WRITTEN TASK: Read the lines below. Copy out any that hold the string "مسافات".

EXTRACTED DATA:
· · · · · · ·

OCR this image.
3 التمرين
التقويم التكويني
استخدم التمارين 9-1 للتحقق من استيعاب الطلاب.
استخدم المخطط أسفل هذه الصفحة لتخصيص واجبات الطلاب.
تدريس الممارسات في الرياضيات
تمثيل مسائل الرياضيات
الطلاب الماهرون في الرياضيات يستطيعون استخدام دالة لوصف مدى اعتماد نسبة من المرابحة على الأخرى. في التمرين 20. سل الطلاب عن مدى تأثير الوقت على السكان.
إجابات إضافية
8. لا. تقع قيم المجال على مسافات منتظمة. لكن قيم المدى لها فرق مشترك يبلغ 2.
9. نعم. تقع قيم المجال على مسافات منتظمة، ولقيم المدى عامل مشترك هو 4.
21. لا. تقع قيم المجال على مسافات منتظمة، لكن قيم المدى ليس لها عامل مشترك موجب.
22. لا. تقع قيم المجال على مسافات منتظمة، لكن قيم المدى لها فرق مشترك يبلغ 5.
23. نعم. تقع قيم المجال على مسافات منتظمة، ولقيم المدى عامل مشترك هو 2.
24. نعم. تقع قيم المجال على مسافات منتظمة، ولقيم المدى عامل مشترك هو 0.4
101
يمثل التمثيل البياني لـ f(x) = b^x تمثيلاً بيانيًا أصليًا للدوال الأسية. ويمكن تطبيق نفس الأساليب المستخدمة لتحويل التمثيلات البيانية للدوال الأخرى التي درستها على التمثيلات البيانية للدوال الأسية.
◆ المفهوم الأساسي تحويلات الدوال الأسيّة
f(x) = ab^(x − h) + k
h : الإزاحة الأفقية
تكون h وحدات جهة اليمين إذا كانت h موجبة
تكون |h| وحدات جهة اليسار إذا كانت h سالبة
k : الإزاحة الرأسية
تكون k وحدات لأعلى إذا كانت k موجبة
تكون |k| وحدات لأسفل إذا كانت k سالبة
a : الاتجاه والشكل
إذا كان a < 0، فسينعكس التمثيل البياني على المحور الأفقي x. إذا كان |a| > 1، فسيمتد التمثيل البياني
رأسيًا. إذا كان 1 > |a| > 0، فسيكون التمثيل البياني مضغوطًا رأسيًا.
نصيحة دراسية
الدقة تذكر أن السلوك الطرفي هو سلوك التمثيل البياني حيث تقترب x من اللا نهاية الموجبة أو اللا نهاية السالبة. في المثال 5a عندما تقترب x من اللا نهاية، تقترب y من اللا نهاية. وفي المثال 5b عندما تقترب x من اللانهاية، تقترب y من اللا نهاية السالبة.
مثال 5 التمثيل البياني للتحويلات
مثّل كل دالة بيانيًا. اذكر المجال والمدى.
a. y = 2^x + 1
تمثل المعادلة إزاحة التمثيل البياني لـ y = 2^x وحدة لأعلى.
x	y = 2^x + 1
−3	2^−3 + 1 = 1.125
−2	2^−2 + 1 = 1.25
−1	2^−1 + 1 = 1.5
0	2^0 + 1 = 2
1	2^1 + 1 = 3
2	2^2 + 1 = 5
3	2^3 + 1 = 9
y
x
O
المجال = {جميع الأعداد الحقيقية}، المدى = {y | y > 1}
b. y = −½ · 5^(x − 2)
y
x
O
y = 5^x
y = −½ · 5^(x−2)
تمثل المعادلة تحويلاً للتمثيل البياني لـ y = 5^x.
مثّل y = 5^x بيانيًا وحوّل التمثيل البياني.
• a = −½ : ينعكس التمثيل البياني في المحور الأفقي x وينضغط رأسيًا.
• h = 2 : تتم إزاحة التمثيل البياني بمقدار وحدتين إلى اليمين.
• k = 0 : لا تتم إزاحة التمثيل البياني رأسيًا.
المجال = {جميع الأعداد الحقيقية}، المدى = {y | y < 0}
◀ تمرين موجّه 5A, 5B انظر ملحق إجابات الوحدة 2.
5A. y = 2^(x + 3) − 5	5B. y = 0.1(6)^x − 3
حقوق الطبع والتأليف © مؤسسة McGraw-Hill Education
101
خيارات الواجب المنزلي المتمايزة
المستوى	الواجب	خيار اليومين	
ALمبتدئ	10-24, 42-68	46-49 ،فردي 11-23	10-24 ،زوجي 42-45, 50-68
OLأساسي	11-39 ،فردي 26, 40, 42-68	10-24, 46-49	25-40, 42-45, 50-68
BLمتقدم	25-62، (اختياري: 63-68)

· · · · · · ·

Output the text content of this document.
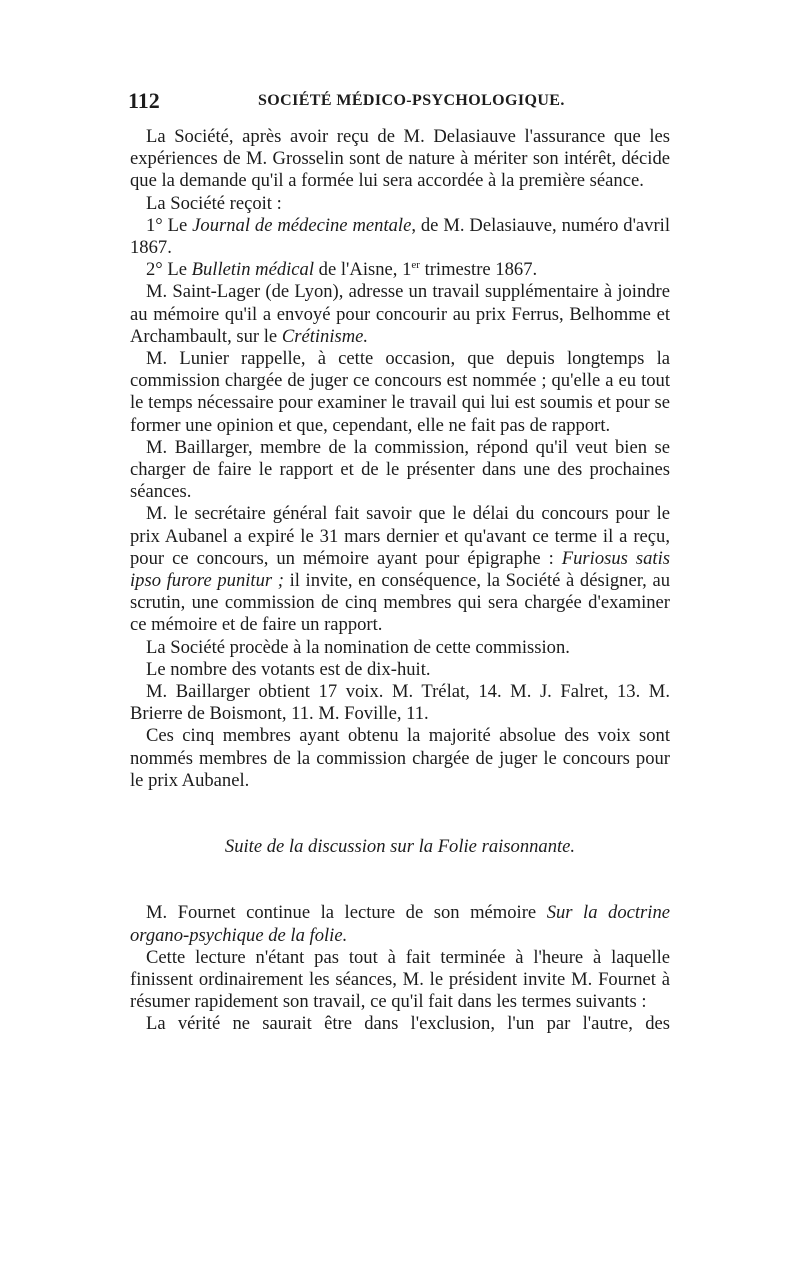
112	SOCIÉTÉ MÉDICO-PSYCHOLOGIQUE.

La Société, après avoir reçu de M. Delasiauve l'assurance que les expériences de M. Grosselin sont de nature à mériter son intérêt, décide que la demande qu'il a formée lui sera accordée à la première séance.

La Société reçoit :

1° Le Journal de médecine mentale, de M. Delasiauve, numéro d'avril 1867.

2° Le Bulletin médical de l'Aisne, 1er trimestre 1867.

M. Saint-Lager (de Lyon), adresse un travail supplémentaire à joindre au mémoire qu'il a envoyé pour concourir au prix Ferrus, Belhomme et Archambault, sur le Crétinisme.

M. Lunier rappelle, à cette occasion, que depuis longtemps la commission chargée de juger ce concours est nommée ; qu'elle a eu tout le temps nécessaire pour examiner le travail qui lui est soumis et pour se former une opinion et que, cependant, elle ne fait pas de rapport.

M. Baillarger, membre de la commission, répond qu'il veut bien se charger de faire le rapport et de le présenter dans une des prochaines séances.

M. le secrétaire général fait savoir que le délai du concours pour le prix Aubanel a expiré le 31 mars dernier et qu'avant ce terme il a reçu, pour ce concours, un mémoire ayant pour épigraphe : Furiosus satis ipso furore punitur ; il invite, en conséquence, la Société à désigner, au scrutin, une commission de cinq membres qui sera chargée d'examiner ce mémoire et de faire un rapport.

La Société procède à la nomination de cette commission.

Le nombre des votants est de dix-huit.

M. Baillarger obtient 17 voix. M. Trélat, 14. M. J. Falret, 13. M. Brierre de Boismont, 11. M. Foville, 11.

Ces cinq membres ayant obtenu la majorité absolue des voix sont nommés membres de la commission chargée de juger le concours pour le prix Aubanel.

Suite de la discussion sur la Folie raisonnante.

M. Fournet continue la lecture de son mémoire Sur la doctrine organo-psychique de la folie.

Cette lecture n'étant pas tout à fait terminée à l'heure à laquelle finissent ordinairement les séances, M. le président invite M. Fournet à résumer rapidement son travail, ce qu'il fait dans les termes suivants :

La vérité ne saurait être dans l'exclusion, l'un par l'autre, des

· · · · · · ·

EXERCISE SOLUTION:
8. لا. تقع قيم المجال على مسافات منتظمة. لكن قيم المدى لها فرق مشترك يبلغ 2.
9. نعم. تقع قيم المجال على مسافات منتظمة، ولقيم المدى عامل مشترك هو 4.
21. لا. تقع قيم المجال على مسافات منتظمة، لكن قيم المدى ليس لها عامل مشترك موجب.
22. لا. تقع قيم المجال على مسافات منتظمة، لكن قيم المدى لها فرق مشترك يبلغ 5.
23. نعم. تقع قيم المجال على مسافات منتظمة، ولقيم المدى عامل مشترك هو 2.
24. نعم. تقع قيم المجال على مسافات منتظمة، ولقيم المدى عامل مشترك هو 0.4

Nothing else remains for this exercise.